* **Listing**
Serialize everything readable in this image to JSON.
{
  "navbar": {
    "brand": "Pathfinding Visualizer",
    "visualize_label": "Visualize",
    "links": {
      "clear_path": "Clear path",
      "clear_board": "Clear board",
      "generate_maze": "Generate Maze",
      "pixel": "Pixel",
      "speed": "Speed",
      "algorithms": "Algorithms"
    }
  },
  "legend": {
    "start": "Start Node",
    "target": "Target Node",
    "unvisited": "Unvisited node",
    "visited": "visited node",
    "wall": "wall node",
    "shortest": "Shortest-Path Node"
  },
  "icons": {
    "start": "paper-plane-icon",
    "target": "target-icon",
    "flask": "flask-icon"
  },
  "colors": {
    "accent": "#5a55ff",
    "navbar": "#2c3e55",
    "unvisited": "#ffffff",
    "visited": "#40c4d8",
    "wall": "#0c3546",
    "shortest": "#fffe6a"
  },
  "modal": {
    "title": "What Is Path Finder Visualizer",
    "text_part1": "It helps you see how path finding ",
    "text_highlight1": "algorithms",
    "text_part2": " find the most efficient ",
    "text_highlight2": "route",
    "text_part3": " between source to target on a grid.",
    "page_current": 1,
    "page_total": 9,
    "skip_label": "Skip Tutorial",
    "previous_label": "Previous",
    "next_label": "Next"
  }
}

* **To be done**
Pull out each line of the listing that holds the string "start".

* **Result of this exercise**
    "start": "Start Node",
    "start": "paper-plane-icon",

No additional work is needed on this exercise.